Read the lines that follow and tally those with the word "Audio"; give the number and nothing else.

══ RECORD EXCERPTS

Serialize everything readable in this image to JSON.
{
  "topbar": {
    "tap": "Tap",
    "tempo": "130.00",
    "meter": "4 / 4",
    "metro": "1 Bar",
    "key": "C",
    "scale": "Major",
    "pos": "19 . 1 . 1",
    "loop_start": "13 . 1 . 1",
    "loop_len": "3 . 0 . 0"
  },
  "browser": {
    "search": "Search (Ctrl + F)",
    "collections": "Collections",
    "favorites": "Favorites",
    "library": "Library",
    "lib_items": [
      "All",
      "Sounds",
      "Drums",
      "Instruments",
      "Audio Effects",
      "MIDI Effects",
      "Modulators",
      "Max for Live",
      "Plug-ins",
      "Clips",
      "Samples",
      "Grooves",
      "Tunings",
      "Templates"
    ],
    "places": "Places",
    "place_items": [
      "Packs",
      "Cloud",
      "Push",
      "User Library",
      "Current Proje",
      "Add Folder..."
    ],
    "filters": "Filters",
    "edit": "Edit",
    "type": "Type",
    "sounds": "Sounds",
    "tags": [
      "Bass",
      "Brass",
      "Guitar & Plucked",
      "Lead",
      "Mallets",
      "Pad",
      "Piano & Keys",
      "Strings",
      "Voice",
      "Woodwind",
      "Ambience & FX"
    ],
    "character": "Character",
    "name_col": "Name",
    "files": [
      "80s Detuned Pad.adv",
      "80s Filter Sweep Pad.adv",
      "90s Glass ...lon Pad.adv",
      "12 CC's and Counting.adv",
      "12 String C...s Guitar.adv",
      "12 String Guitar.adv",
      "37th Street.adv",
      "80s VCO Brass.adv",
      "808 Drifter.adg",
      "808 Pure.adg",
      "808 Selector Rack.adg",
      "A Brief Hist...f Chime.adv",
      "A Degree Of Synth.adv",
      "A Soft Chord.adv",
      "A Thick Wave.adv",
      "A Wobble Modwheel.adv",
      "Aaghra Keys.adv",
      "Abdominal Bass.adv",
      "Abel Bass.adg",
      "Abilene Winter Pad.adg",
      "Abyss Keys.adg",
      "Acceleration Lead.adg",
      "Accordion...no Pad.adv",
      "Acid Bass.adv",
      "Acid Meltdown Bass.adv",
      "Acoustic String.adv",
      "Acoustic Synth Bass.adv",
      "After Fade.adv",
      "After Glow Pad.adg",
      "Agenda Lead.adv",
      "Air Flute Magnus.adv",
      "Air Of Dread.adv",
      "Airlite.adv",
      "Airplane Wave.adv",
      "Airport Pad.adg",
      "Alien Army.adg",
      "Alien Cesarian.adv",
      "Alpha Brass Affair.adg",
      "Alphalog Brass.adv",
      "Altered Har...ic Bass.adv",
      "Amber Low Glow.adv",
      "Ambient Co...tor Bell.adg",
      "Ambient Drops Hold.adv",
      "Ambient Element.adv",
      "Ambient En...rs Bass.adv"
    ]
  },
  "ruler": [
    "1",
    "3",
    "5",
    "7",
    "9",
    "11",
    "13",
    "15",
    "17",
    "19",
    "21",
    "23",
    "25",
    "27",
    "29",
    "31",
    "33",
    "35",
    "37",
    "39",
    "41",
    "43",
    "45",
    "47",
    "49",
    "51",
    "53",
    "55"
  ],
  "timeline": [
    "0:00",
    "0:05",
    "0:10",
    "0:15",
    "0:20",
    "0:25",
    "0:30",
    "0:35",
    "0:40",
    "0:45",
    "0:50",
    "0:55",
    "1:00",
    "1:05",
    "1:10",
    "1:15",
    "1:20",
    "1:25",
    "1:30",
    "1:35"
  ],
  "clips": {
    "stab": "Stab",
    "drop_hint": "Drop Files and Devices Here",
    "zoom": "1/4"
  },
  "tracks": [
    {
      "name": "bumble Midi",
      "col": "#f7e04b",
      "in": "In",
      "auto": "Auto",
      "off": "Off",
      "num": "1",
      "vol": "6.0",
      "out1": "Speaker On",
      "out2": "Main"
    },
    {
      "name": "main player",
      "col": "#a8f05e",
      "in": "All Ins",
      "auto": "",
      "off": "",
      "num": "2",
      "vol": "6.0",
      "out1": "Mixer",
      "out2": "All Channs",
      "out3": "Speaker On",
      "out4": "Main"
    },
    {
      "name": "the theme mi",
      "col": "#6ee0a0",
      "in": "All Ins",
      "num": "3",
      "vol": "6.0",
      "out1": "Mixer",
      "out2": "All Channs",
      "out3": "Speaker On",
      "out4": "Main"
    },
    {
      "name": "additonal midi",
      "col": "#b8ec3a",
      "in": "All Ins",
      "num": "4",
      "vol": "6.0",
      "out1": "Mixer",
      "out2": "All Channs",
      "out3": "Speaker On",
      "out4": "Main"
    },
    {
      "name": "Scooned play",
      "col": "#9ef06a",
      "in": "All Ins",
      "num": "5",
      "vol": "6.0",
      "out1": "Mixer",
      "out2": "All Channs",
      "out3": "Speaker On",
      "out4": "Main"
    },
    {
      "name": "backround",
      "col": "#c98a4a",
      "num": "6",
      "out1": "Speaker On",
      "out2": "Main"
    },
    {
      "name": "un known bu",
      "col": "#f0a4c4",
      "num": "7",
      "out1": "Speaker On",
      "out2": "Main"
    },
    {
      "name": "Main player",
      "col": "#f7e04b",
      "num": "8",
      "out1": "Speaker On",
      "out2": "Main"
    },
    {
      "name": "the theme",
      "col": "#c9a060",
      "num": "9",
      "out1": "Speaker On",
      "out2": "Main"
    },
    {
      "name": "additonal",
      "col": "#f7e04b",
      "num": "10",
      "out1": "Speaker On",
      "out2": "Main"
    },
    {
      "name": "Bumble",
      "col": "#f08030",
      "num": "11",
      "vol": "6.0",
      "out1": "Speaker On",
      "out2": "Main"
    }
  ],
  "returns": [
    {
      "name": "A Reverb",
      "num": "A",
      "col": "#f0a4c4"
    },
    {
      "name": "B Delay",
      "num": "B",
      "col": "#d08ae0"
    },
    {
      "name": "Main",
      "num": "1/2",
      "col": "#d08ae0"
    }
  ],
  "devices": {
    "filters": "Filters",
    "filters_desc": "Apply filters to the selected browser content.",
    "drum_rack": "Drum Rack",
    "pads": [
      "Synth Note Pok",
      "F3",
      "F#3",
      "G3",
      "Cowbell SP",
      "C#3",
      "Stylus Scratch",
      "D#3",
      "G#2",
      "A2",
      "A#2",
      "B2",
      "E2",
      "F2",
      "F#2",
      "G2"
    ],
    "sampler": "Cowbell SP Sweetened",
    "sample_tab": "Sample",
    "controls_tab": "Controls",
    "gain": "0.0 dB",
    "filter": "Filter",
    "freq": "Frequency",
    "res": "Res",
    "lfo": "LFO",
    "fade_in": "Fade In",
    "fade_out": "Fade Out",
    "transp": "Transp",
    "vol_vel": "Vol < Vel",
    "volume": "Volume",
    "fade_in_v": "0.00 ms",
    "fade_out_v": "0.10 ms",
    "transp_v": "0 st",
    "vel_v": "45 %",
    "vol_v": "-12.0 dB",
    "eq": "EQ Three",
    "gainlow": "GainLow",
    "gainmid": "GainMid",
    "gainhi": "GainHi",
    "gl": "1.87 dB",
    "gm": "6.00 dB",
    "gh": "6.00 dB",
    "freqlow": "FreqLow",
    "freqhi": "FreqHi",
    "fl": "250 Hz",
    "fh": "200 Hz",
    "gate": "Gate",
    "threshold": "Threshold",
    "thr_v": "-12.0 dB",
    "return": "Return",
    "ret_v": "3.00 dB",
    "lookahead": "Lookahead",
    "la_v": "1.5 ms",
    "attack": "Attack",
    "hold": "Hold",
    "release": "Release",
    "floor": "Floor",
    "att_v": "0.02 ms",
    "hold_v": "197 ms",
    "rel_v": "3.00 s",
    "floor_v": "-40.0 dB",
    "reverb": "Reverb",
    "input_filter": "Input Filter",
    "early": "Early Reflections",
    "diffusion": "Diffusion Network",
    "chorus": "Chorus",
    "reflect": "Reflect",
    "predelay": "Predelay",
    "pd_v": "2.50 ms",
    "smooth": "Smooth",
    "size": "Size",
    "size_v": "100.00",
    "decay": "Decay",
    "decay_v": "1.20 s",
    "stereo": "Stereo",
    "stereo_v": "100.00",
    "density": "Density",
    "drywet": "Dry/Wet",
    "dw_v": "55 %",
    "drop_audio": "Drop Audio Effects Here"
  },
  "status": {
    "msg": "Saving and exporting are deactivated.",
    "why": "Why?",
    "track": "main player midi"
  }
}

════

- [SOLUTION TO THIS PROBLEM]
2